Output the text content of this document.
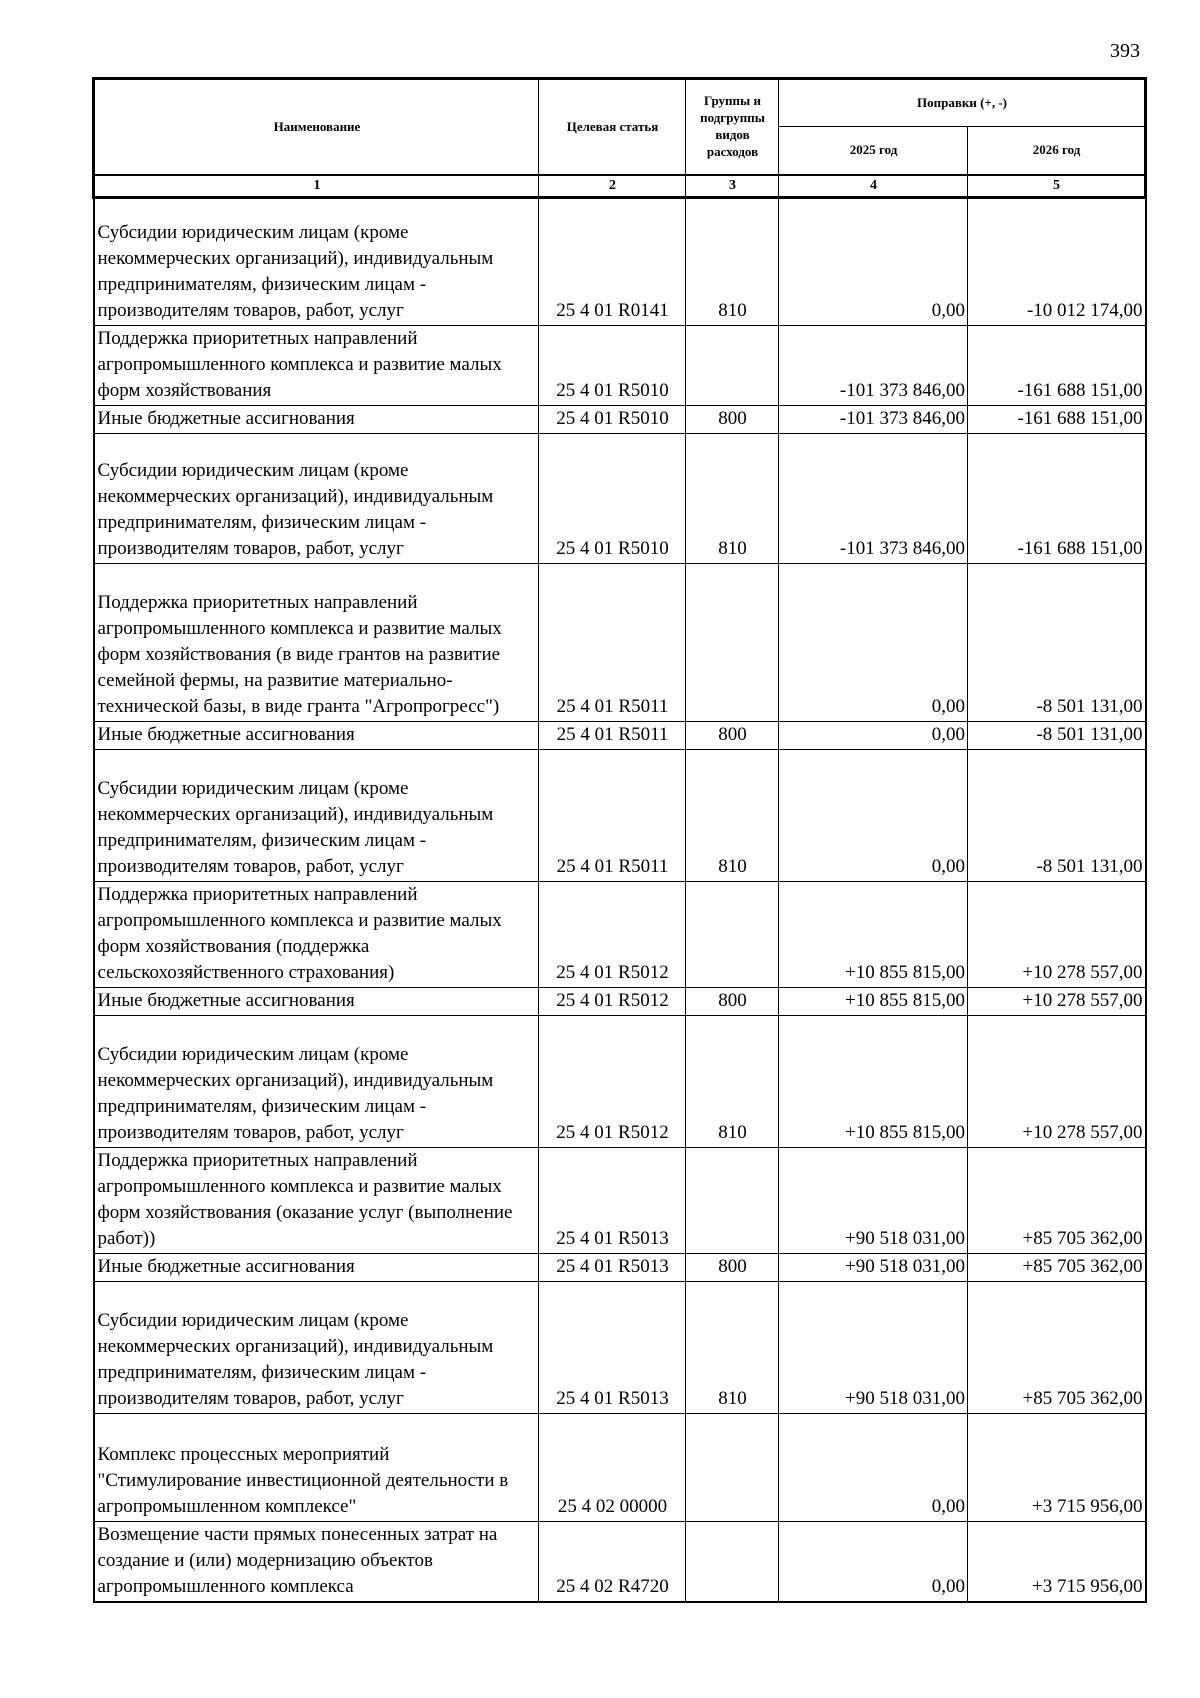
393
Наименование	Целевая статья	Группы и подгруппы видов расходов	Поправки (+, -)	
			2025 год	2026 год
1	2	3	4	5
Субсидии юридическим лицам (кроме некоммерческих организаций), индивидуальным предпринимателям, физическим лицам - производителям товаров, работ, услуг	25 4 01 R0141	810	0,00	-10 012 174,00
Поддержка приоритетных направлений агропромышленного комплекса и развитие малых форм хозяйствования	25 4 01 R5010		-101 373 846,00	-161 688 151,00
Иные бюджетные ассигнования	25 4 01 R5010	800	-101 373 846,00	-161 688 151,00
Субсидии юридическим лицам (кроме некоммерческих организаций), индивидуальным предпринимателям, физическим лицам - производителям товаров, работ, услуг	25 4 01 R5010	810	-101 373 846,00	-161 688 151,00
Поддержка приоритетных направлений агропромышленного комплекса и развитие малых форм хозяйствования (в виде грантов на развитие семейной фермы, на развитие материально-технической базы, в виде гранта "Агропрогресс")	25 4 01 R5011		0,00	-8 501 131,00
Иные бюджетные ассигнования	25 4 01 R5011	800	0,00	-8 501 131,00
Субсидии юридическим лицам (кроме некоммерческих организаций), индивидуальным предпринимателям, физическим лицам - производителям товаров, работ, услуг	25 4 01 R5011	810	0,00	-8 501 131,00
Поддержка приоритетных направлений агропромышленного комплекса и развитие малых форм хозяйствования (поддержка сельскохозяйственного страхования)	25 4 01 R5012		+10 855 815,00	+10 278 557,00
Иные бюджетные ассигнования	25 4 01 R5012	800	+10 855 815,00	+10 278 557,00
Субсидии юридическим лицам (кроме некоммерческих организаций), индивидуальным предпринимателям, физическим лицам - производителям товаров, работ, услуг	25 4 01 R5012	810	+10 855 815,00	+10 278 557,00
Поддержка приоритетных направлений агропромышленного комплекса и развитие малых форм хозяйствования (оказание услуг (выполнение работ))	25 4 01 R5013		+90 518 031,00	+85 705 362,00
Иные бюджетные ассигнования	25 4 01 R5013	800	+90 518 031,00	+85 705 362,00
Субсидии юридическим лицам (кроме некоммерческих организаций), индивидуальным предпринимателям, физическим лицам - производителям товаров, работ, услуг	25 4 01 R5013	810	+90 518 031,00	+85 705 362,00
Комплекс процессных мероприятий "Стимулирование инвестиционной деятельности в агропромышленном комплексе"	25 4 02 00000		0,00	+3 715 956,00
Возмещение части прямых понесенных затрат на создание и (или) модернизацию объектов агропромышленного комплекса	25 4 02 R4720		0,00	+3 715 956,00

§

= The exercise =
Give the entries again word for word, but skip the pictures.

= Exercise solution =
Output the text content of this document.
393
Наименование	Целевая статья	Группы и подгруппы видов расходов	Поправки (+, -)	
			2025 год	2026 год
1	2	3	4	5
Субсидии юридическим лицам (кроме некоммерческих организаций), индивидуальным предпринимателям, физическим лицам - производителям товаров, работ, услуг	25 4 01 R0141	810	0,00	-10 012 174,00
Поддержка приоритетных направлений агропромышленного комплекса и развитие малых форм хозяйствования	25 4 01 R5010		-101 373 846,00	-161 688 151,00
Иные бюджетные ассигнования	25 4 01 R5010	800	-101 373 846,00	-161 688 151,00
Субсидии юридическим лицам (кроме некоммерческих организаций), индивидуальным предпринимателям, физическим лицам - производителям товаров, работ, услуг	25 4 01 R5010	810	-101 373 846,00	-161 688 151,00
Поддержка приоритетных направлений агропромышленного комплекса и развитие малых форм хозяйствования (в виде грантов на развитие семейной фермы, на развитие материально-технической базы, в виде гранта "Агропрогресс")	25 4 01 R5011		0,00	-8 501 131,00
Иные бюджетные ассигнования	25 4 01 R5011	800	0,00	-8 501 131,00
Субсидии юридическим лицам (кроме некоммерческих организаций), индивидуальным предпринимателям, физическим лицам - производителям товаров, работ, услуг	25 4 01 R5011	810	0,00	-8 501 131,00
Поддержка приоритетных направлений агропромышленного комплекса и развитие малых форм хозяйствования (поддержка сельскохозяйственного страхования)	25 4 01 R5012		+10 855 815,00	+10 278 557,00
Иные бюджетные ассигнования	25 4 01 R5012	800	+10 855 815,00	+10 278 557,00
Субсидии юридическим лицам (кроме некоммерческих организаций), индивидуальным предпринимателям, физическим лицам - производителям товаров, работ, услуг	25 4 01 R5012	810	+10 855 815,00	+10 278 557,00
Поддержка приоритетных направлений агропромышленного комплекса и развитие малых форм хозяйствования (оказание услуг (выполнение работ))	25 4 01 R5013		+90 518 031,00	+85 705 362,00
Иные бюджетные ассигнования	25 4 01 R5013	800	+90 518 031,00	+85 705 362,00
Субсидии юридическим лицам (кроме некоммерческих организаций), индивидуальным предпринимателям, физическим лицам - производителям товаров, работ, услуг	25 4 01 R5013	810	+90 518 031,00	+85 705 362,00
Комплекс процессных мероприятий "Стимулирование инвестиционной деятельности в агропромышленном комплексе"	25 4 02 00000		0,00	+3 715 956,00
Возмещение части прямых понесенных затрат на создание и (или) модернизацию объектов агропромышленного комплекса	25 4 02 R4720		0,00	+3 715 956,00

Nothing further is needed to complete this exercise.